Below is a listing; reproduce each line of it exactly.

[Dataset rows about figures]
+ + + +
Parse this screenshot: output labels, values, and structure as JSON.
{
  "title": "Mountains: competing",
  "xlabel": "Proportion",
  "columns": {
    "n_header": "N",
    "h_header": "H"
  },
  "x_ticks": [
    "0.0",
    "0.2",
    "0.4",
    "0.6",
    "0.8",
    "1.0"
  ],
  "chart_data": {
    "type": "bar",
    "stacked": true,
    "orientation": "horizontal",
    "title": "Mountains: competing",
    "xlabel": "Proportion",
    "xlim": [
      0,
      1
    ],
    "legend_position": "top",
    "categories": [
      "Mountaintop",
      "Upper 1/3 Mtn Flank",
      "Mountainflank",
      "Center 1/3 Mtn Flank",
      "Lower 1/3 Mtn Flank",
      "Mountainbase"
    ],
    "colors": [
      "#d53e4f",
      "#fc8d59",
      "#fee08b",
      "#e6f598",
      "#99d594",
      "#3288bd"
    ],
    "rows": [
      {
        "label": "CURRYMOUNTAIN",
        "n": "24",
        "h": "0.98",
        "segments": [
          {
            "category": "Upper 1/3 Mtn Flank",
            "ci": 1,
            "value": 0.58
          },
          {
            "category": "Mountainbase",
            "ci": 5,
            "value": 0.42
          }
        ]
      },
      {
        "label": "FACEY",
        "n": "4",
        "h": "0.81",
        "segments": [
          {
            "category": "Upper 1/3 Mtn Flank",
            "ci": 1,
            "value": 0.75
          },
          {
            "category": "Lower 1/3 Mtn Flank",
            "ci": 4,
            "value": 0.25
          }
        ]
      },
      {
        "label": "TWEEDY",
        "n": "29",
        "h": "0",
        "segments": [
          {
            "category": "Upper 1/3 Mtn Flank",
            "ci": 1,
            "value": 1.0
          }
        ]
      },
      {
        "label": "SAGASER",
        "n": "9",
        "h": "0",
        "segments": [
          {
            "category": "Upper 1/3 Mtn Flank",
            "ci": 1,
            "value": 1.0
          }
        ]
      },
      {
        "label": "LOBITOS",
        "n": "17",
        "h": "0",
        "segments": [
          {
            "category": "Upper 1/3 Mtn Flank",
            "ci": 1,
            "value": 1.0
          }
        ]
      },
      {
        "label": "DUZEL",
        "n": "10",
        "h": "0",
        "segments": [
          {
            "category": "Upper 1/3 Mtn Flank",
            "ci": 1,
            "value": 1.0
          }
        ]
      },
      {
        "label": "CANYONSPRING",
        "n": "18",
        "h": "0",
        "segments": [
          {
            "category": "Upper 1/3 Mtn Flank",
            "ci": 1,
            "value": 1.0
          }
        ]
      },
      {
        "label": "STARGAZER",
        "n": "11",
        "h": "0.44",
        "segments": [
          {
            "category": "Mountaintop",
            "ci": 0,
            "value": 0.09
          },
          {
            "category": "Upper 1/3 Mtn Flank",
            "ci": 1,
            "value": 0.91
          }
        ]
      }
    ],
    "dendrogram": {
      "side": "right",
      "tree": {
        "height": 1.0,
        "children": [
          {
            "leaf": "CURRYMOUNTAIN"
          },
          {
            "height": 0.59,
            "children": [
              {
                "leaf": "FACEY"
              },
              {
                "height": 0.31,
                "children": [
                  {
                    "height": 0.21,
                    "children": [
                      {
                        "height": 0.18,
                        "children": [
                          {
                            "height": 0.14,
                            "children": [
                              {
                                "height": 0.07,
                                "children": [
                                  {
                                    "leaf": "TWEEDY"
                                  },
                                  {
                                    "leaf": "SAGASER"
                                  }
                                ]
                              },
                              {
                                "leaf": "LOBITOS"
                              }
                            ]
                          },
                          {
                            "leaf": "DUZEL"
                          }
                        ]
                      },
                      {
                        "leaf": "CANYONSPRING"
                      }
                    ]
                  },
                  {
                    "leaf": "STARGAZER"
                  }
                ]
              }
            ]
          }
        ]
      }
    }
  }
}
+ + + +
Answer to the task:
Parse this screenshot: output labels, values, and structure as JSON.
{
  "title": "Mountains: competing",
  "xlabel": "Proportion",
  "columns": {
    "n_header": "N",
    "h_header": "H"
  },
  "x_ticks": [
    "0.0",
    "0.2",
    "0.4",
    "0.6",
    "0.8",
    "1.0"
  ],
  "chart_data": {
    "type": "bar",
    "stacked": true,
    "orientation": "horizontal",
    "title": "Mountains: competing",
    "xlabel": "Proportion",
    "xlim": [
      0,
      1
    ],
    "legend_position": "top",
    "categories": [
      "Mountaintop",
      "Upper 1/3 Mtn Flank",
      "Mountainflank",
      "Center 1/3 Mtn Flank",
      "Lower 1/3 Mtn Flank",
      "Mountainbase"
    ],
    "colors": [
      "#d53e4f",
      "#fc8d59",
      "#fee08b",
      "#e6f598",
      "#99d594",
      "#3288bd"
    ],
    "rows": [
      {
        "label": "CURRYMOUNTAIN",
        "n": "24",
        "h": "0.98",
        "segments": [
          {
            "category": "Upper 1/3 Mtn Flank",
            "ci": 1,
            "value": 0.58
          },
          {
            "category": "Mountainbase",
            "ci": 5,
            "value": 0.42
          }
        ]
      },
      {
        "label": "FACEY",
        "n": "4",
        "h": "0.81",
        "segments": [
          {
            "category": "Upper 1/3 Mtn Flank",
            "ci": 1,
            "value": 0.75
          },
          {
            "category": "Lower 1/3 Mtn Flank",
            "ci": 4,
            "value": 0.25
          }
        ]
      },
      {
        "label": "TWEEDY",
        "n": "29",
        "h": "0",
        "segments": [
          {
            "category": "Upper 1/3 Mtn Flank",
            "ci": 1,
            "value": 1.0
          }
        ]
      },
      {
        "label": "SAGASER",
        "n": "9",
        "h": "0",
        "segments": [
          {
            "category": "Upper 1/3 Mtn Flank",
            "ci": 1,
            "value": 1.0
          }
        ]
      },
      {
        "label": "LOBITOS",
        "n": "17",
        "h": "0",
        "segments": [
          {
            "category": "Upper 1/3 Mtn Flank",
            "ci": 1,
            "value": 1.0
          }
        ]
      },
      {
        "label": "DUZEL",
        "n": "10",
        "h": "0",
        "segments": [
          {
            "category": "Upper 1/3 Mtn Flank",
            "ci": 1,
            "value": 1.0
          }
        ]
      },
      {
        "label": "CANYONSPRING",
        "n": "18",
        "h": "0",
        "segments": [
          {
            "category": "Upper 1/3 Mtn Flank",
            "ci": 1,
            "value": 1.0
          }
        ]
      },
      {
        "label": "STARGAZER",
        "n": "11",
        "h": "0.44",
        "segments": [
          {
            "category": "Mountaintop",
            "ci": 0,
            "value": 0.09
          },
          {
            "category": "Upper 1/3 Mtn Flank",
            "ci": 1,
            "value": 0.91
          }
        ]
      }
    ],
    "dendrogram": {
      "side": "right",
      "tree": {
        "height": 1.0,
        "children": [
          {
            "leaf": "CURRYMOUNTAIN"
          },
          {
            "height": 0.59,
            "children": [
              {
                "leaf": "FACEY"
              },
              {
                "height": 0.31,
                "children": [
                  {
                    "height": 0.21,
                    "children": [
                      {
                        "height": 0.18,
                        "children": [
                          {
                            "height": 0.14,
                            "children": [
                              {
                                "height": 0.07,
                                "children": [
                                  {
                                    "leaf": "TWEEDY"
                                  },
                                  {
                                    "leaf": "SAGASER"
                                  }
                                ]
                              },
                              {
                                "leaf": "LOBITOS"
                              }
                            ]
                          },
                          {
                            "leaf": "DUZEL"
                          }
                        ]
                      },
                      {
                        "leaf": "CANYONSPRING"
                      }
                    ]
                  },
                  {
                    "leaf": "STARGAZER"
                  }
                ]
              }
            ]
          }
        ]
      }
    }
  }
}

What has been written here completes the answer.